## Text under study
To me that's also the useful perspective for an RPG. If a player is feeling bereft of agency - that is what matters. If a player has this issue, it is important to figure out why and how the player wants it to be improved. The answer is not to improve some abstract notion of agency.

One player might want an X card. Another may have no use for it. One player might want to have influence on what kind of narrative unfolds. Another might want highly realistic combat. Someone might just want others to dominate less in a purely social manner and have more "room" and attention.

Finally, sense of meaning affects agency. A player may feel that too little challenge or too much freedom removes meaning from the experience. Something that objectively adds freedom and authority might thus reduce agency for a particular player.

The original post in this thread describes a specific situation. That is always how one should approach agency in my opinion. You can't make the experience better for a player while denying subjectivity.
How do we square this, then, with the fact that, when players find out that their feeling of agency was hollow--that the things they thought they had agency over, they didn't--results in pretty clear anger, even feeling betrayed? Why do so many places that give advice about running the illusionism style make such a point of reiterating that players must not find out that their choices are illusory? If the actual facts of the matter are irrelevant, and the feeling alone is all that matters, why do players care when they find out?

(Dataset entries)
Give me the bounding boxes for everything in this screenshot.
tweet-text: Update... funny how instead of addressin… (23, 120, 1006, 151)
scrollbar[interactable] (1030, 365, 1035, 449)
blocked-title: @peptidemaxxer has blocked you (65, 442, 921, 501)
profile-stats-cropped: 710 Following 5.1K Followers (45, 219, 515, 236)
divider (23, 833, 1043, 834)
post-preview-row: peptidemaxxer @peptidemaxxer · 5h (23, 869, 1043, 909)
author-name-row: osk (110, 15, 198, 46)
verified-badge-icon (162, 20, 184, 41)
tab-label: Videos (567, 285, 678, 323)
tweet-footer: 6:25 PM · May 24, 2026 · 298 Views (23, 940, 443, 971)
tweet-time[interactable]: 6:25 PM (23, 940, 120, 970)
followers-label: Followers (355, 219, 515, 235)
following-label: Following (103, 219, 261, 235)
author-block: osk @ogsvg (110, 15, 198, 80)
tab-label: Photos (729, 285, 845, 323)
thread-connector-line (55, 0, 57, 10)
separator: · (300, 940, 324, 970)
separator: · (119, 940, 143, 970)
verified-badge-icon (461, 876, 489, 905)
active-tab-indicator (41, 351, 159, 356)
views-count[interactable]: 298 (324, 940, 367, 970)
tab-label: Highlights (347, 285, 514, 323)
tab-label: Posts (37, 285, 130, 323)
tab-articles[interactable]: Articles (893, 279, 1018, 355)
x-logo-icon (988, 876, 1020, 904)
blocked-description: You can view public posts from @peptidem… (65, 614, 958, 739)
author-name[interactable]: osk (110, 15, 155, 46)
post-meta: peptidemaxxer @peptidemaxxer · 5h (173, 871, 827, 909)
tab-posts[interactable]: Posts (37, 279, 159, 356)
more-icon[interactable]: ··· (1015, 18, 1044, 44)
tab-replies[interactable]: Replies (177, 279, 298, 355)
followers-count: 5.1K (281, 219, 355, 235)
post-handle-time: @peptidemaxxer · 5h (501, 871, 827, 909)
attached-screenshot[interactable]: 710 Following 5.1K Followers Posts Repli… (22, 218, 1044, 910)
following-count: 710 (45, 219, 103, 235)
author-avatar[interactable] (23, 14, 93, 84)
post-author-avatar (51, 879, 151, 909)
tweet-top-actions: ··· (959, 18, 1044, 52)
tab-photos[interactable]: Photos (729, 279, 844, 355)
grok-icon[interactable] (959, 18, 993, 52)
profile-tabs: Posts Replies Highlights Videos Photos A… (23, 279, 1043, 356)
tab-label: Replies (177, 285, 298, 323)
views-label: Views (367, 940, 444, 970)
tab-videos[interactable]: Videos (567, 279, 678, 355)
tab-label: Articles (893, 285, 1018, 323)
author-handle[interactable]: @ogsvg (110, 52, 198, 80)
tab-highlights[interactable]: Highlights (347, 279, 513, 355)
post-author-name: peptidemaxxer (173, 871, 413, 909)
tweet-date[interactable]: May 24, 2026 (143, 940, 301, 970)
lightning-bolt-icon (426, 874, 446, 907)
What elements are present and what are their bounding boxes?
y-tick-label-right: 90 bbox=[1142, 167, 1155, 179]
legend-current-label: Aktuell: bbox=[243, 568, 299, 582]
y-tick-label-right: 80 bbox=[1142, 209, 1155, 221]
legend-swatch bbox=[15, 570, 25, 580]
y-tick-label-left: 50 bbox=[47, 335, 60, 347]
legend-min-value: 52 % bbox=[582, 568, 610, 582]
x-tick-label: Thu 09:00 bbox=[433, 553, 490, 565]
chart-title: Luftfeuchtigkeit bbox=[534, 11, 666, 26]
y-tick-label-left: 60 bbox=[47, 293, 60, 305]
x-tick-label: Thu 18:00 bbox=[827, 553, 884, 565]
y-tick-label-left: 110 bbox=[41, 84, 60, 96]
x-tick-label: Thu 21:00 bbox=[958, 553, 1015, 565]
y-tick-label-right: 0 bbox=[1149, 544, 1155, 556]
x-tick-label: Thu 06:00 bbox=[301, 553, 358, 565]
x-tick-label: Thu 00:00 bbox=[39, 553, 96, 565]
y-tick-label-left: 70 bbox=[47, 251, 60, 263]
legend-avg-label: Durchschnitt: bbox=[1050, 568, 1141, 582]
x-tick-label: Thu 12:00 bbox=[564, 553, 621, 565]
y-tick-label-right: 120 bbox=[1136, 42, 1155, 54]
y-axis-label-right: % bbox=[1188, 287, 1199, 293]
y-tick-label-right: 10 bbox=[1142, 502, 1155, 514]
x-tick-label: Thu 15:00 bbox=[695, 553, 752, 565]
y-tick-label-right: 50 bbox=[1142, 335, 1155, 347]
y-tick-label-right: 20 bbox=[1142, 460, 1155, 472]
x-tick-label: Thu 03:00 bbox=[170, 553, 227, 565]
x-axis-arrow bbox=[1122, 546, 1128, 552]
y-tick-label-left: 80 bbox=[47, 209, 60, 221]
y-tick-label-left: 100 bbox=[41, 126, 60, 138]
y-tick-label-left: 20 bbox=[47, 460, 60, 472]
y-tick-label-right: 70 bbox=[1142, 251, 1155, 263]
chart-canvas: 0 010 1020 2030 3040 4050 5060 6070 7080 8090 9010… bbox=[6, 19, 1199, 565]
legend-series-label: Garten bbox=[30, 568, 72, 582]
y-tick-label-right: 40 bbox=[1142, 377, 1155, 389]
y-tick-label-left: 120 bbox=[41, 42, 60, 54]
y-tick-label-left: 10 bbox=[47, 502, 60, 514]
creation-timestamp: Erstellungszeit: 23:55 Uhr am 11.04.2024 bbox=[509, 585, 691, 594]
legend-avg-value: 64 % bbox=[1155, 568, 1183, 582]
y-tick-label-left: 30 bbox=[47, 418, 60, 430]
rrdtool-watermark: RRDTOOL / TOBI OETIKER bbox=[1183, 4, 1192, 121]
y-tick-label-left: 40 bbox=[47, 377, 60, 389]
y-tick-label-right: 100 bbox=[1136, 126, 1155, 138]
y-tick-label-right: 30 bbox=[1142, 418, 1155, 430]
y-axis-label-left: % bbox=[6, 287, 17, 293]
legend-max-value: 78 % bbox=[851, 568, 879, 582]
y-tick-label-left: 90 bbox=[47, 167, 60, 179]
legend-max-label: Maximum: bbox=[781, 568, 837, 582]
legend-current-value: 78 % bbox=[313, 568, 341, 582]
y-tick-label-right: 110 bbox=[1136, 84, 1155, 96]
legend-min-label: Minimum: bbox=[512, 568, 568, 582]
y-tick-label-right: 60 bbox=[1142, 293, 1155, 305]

## Action item
According to the text on player agency in RPGs, what might a player feel removes meaning from the experience?

## Answer box
Too little challenge or too much freedom.